* [The exercise]:
Look for the string "grateful" in every line, and copy each line that has it.

* [Material for this exercise]:
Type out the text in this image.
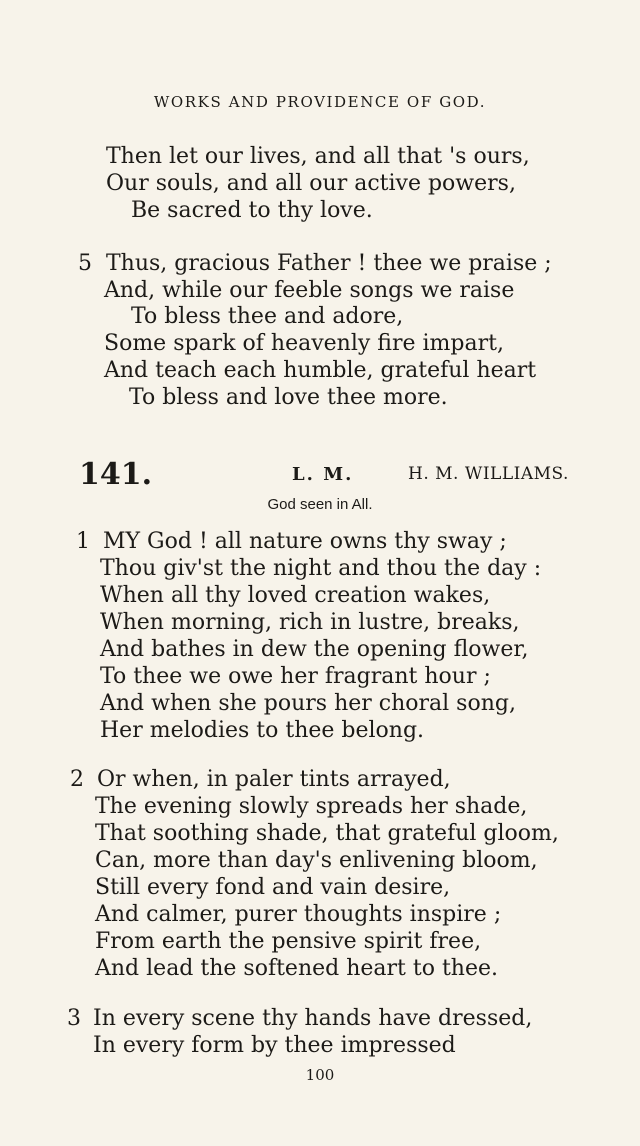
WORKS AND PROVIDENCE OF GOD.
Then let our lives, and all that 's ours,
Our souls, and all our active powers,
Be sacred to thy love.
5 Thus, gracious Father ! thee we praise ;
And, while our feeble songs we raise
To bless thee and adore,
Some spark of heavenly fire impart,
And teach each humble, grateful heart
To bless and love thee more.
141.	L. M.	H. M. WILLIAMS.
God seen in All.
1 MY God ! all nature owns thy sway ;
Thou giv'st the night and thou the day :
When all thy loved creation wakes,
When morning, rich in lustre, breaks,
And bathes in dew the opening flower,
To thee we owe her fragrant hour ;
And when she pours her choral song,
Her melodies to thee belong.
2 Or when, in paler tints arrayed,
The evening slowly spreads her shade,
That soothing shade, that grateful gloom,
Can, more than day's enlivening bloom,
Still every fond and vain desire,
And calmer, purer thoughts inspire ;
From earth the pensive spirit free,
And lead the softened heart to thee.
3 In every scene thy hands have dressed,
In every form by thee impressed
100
---
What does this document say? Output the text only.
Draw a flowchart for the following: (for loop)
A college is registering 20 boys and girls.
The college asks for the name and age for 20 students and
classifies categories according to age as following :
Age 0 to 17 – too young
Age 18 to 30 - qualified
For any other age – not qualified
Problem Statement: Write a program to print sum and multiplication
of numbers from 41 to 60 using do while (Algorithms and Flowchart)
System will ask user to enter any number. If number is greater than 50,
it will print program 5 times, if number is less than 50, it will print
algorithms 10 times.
...
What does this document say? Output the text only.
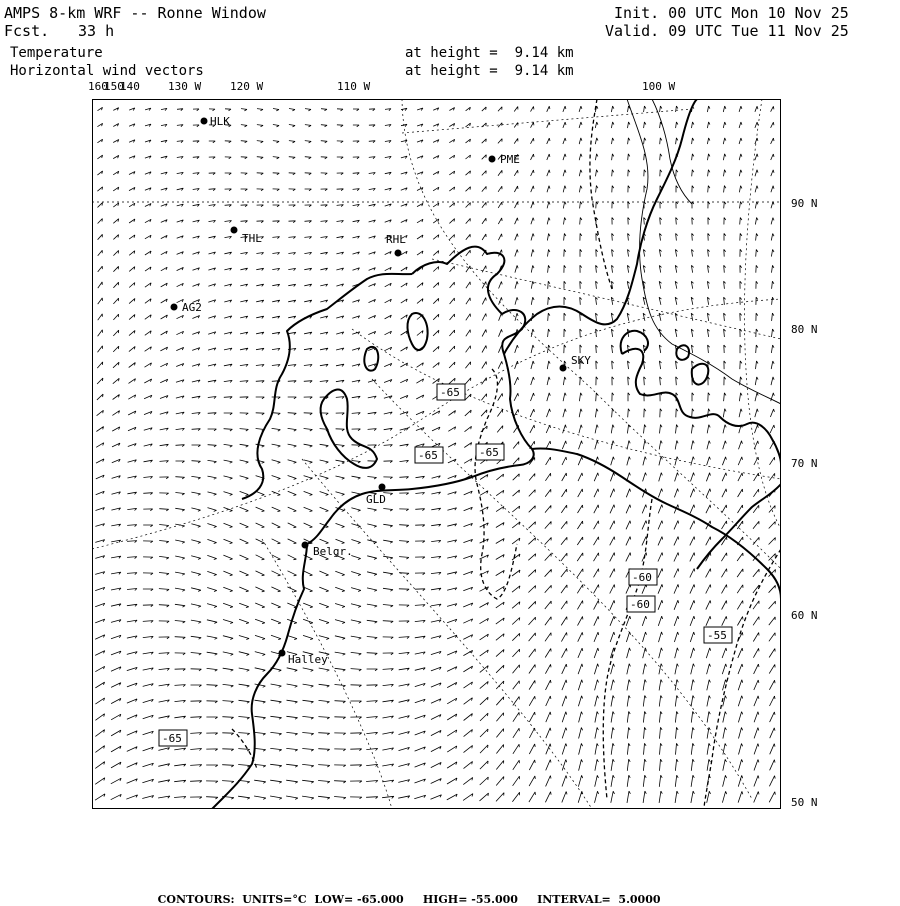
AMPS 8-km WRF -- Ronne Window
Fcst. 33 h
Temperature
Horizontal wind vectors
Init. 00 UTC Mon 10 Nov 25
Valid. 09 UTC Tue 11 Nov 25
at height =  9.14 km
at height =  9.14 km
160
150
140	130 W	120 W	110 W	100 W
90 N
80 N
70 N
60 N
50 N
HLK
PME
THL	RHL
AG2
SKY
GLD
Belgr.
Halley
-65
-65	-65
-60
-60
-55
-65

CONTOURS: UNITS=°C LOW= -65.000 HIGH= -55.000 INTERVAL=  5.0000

* [Exercise response]:
And teach each humble, grateful heart
That soothing shade, that grateful gloom,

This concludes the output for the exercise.